| Problem to work on |
Transcribe the listing that follows in full, omitting pictures.

| Data for the task |
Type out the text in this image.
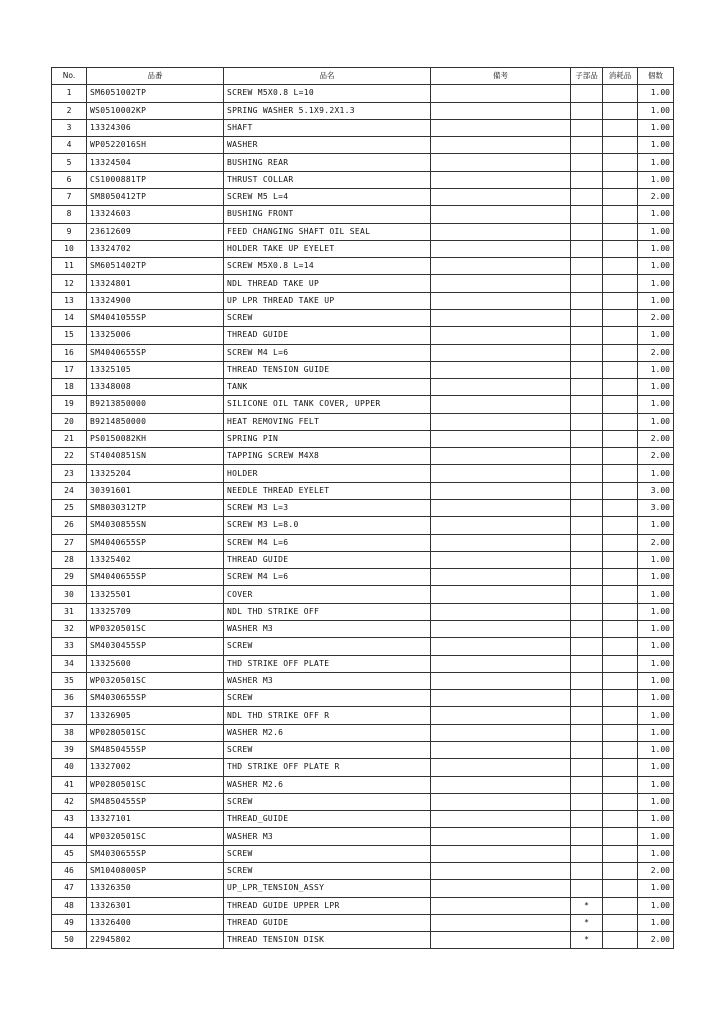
No.	品番	品名	備考	子部品	消耗品	個数
1	SM6051002TP	SCREW M5X0.8 L=10				1.00
2	WS0510002KP	SPRING WASHER 5.1X9.2X1.3				1.00
3	13324306	SHAFT				1.00
4	WP0522016SH	WASHER				1.00
5	13324504	BUSHING REAR				1.00
6	CS1000881TP	THRUST COLLAR				1.00
7	SM8050412TP	SCREW M5 L=4				2.00
8	13324603	BUSHING FRONT				1.00
9	23612609	FEED CHANGING SHAFT OIL SEAL				1.00
10	13324702	HOLDER TAKE UP EYELET				1.00
11	SM6051402TP	SCREW M5X0.8 L=14				1.00
12	13324801	NDL THREAD TAKE UP				1.00
13	13324900	UP LPR THREAD TAKE UP				1.00
14	SM4041055SP	SCREW				2.00
15	13325006	THREAD GUIDE				1.00
16	SM4040655SP	SCREW M4 L=6				2.00
17	13325105	THREAD TENSION GUIDE				1.00
18	13348008	TANK				1.00
19	B9213850000	SILICONE OIL TANK COVER, UPPER				1.00
20	B9214850000	HEAT REMOVING FELT				1.00
21	PS0150082KH	SPRING PIN				2.00
22	ST4040851SN	TAPPING SCREW M4X8				2.00
23	13325204	HOLDER				1.00
24	30391601	NEEDLE THREAD EYELET				3.00
25	SM8030312TP	SCREW M3 L=3				3.00
26	SM4030855SN	SCREW M3 L=8.0				1.00
27	SM4040655SP	SCREW M4 L=6				2.00
28	13325402	THREAD GUIDE				1.00
29	SM4040655SP	SCREW M4 L=6				1.00
30	13325501	COVER				1.00
31	13325709	NDL THD STRIKE OFF				1.00
32	WP0320501SC	WASHER M3				1.00
33	SM4030455SP	SCREW				1.00
34	13325600	THD STRIKE OFF PLATE				1.00
35	WP0320501SC	WASHER M3				1.00
36	SM4030655SP	SCREW				1.00
37	13326905	NDL THD STRIKE OFF R				1.00
38	WP0280501SC	WASHER M2.6				1.00
39	SM4850455SP	SCREW				1.00
40	13327002	THD STRIKE OFF PLATE R				1.00
41	WP0280501SC	WASHER M2.6				1.00
42	SM4850455SP	SCREW				1.00
43	13327101	THREAD_GUIDE				1.00
44	WP0320501SC	WASHER M3				1.00
45	SM4030655SP	SCREW				1.00
46	SM1040800SP	SCREW				2.00
47	13326350	UP_LPR_TENSION_ASSY				1.00
48	13326301	THREAD GUIDE UPPER LPR		*		1.00
49	13326400	THREAD GUIDE		*		1.00
50	22945802	THREAD TENSION DISK		*		2.00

| Solution for this problem |
Type out the text in this image.
No.	品番	品名	備考	子部品	消耗品	個数
1	SM6051002TP	SCREW M5X0.8 L=10				1.00
2	WS0510002KP	SPRING WASHER 5.1X9.2X1.3				1.00
3	13324306	SHAFT				1.00
4	WP0522016SH	WASHER				1.00
5	13324504	BUSHING REAR				1.00
6	CS1000881TP	THRUST COLLAR				1.00
7	SM8050412TP	SCREW M5 L=4				2.00
8	13324603	BUSHING FRONT				1.00
9	23612609	FEED CHANGING SHAFT OIL SEAL				1.00
10	13324702	HOLDER TAKE UP EYELET				1.00
11	SM6051402TP	SCREW M5X0.8 L=14				1.00
12	13324801	NDL THREAD TAKE UP				1.00
13	13324900	UP LPR THREAD TAKE UP				1.00
14	SM4041055SP	SCREW				2.00
15	13325006	THREAD GUIDE				1.00
16	SM4040655SP	SCREW M4 L=6				2.00
17	13325105	THREAD TENSION GUIDE				1.00
18	13348008	TANK				1.00
19	B9213850000	SILICONE OIL TANK COVER, UPPER				1.00
20	B9214850000	HEAT REMOVING FELT				1.00
21	PS0150082KH	SPRING PIN				2.00
22	ST4040851SN	TAPPING SCREW M4X8				2.00
23	13325204	HOLDER				1.00
24	30391601	NEEDLE THREAD EYELET				3.00
25	SM8030312TP	SCREW M3 L=3				3.00
26	SM4030855SN	SCREW M3 L=8.0				1.00
27	SM4040655SP	SCREW M4 L=6				2.00
28	13325402	THREAD GUIDE				1.00
29	SM4040655SP	SCREW M4 L=6				1.00
30	13325501	COVER				1.00
31	13325709	NDL THD STRIKE OFF				1.00
32	WP0320501SC	WASHER M3				1.00
33	SM4030455SP	SCREW				1.00
34	13325600	THD STRIKE OFF PLATE				1.00
35	WP0320501SC	WASHER M3				1.00
36	SM4030655SP	SCREW				1.00
37	13326905	NDL THD STRIKE OFF R				1.00
38	WP0280501SC	WASHER M2.6				1.00
39	SM4850455SP	SCREW				1.00
40	13327002	THD STRIKE OFF PLATE R				1.00
41	WP0280501SC	WASHER M2.6				1.00
42	SM4850455SP	SCREW				1.00
43	13327101	THREAD_GUIDE				1.00
44	WP0320501SC	WASHER M3				1.00
45	SM4030655SP	SCREW				1.00
46	SM1040800SP	SCREW				2.00
47	13326350	UP_LPR_TENSION_ASSY				1.00
48	13326301	THREAD GUIDE UPPER LPR		*		1.00
49	13326400	THREAD GUIDE		*		1.00
50	22945802	THREAD TENSION DISK		*		2.00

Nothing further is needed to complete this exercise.